*Directions for this task*: In the entries below, find every line with the string "genom" and copy it.

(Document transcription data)

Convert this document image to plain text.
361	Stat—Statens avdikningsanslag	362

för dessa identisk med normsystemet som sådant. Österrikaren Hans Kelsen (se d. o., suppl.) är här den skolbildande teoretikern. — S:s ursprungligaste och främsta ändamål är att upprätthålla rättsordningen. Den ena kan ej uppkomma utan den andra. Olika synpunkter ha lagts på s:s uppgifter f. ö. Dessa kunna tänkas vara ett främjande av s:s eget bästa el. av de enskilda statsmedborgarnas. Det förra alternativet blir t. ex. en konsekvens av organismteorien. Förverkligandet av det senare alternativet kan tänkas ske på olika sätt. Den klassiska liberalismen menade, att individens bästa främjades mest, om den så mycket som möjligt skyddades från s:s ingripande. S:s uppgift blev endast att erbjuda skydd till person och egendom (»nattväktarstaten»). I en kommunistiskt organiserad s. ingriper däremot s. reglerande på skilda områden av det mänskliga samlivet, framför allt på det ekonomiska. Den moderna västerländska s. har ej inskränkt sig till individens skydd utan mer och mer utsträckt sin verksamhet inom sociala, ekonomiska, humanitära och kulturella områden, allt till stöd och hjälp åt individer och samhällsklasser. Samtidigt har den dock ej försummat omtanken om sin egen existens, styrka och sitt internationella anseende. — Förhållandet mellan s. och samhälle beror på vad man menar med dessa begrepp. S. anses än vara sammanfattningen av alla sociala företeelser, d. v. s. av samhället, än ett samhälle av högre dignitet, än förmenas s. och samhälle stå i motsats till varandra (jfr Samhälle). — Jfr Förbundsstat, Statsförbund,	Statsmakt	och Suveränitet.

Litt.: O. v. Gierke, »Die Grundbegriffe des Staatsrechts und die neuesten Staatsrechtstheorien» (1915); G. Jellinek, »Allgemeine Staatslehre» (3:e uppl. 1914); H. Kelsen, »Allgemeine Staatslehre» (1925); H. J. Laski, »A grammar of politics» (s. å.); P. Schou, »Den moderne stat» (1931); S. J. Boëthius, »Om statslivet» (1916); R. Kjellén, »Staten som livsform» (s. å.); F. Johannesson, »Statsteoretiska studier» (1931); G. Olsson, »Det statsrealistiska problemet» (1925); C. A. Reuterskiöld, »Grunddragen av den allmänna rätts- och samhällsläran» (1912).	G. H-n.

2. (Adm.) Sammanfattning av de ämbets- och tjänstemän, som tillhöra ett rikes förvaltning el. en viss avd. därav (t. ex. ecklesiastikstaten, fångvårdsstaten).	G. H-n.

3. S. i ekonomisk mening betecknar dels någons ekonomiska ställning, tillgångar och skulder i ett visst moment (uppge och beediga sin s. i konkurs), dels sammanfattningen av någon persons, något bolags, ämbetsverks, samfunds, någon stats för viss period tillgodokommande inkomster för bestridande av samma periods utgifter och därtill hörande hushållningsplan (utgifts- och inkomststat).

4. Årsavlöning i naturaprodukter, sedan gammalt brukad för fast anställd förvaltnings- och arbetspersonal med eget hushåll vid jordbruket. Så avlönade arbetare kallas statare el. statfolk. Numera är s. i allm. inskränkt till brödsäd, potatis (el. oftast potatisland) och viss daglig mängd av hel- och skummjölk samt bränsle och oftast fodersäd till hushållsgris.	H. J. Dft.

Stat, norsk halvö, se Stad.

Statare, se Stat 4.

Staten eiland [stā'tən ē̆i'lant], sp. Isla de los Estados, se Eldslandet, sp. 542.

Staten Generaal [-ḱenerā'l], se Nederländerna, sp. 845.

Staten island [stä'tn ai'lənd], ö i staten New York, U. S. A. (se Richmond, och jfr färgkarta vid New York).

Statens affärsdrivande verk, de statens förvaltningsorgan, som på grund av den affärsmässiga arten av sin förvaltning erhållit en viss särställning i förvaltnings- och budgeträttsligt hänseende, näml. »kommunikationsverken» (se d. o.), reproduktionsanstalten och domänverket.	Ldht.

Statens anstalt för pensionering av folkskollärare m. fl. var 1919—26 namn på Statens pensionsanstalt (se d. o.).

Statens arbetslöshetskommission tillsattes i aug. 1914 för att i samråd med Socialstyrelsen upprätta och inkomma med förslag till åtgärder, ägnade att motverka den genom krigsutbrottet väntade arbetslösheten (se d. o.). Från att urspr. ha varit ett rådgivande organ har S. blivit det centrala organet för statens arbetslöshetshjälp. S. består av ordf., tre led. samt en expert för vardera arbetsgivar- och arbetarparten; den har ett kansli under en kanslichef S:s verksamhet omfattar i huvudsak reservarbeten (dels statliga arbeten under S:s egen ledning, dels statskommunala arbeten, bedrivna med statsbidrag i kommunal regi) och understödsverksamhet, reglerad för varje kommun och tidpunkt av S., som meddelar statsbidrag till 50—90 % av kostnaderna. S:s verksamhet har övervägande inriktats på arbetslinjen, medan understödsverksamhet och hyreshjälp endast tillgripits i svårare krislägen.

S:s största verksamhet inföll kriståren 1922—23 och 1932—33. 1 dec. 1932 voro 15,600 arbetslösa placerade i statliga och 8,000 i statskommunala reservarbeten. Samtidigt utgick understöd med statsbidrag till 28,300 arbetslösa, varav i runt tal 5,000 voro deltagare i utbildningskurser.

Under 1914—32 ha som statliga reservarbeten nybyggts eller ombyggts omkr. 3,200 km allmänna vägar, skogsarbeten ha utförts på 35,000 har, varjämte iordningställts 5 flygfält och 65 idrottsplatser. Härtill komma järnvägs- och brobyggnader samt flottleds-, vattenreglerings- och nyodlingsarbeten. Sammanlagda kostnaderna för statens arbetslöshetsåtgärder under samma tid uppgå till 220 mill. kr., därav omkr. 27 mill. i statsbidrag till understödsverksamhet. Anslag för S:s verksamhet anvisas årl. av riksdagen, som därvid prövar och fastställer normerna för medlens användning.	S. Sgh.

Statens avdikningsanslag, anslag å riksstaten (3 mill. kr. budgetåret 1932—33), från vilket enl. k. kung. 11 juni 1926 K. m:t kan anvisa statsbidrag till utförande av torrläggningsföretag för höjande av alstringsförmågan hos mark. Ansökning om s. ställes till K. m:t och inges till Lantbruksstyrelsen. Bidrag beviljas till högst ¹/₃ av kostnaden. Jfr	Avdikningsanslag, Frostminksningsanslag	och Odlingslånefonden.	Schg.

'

---

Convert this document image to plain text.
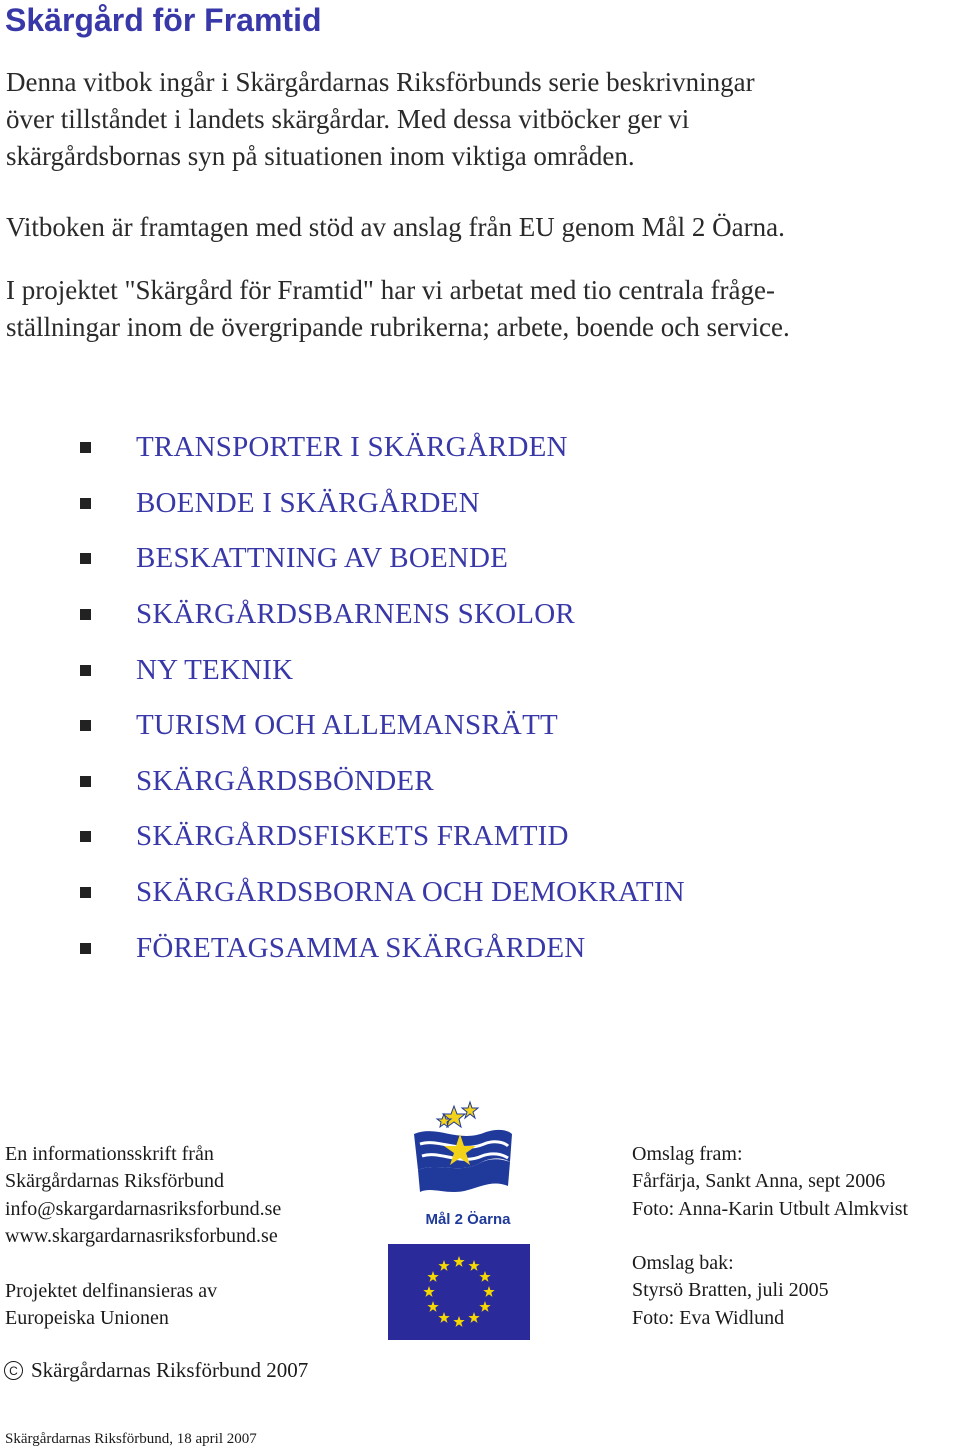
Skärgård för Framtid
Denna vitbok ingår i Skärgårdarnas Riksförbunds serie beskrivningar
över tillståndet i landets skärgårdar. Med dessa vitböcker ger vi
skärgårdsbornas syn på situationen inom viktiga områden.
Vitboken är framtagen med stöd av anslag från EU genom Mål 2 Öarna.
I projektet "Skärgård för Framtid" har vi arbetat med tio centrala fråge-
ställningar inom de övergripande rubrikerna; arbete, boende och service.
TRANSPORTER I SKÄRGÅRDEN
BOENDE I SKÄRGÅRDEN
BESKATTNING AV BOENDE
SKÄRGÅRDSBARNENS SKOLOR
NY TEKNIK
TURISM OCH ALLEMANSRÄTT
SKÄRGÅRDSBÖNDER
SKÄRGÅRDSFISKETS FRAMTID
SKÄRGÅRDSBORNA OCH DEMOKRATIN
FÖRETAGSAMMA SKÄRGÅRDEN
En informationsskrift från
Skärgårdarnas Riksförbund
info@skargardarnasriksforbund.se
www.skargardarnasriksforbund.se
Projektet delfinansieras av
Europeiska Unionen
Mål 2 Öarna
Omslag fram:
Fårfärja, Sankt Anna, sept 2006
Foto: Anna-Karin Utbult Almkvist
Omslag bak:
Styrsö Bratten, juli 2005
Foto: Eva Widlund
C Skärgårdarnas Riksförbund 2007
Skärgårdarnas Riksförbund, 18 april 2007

*Solved problem*:
Statens arbetslöshetskommission tillsattes i aug. 1914 för att i samråd med Socialstyrelsen upprätta och inkomma med förslag till åtgärder, ägnade att motverka den genom krigsutbrottet väntade arbetslösheten (se d. o.). Från att urspr. ha varit ett rådgivande organ har S. blivit det centrala organet för statens arbetslöshetshjälp. S. består av ordf., tre led. samt en expert för vardera arbetsgivar- och arbetarparten; den har ett kansli under en kanslichef S:s verksamhet omfattar i huvudsak reservarbeten (dels statliga arbeten under S:s egen ledning, dels statskommunala arbeten, bedrivna med statsbidrag i kommunal regi) och understödsverksamhet, reglerad för varje kommun och tidpunkt av S., som meddelar statsbidrag till 50—90 % av kostnaderna. S:s verksamhet har övervägande inriktats på arbetslinjen, medan understödsverksamhet och hyreshjälp endast tillgripits i svårare krislägen.
Vitboken är framtagen med stöd av anslag från EU genom Mål 2 Öarna.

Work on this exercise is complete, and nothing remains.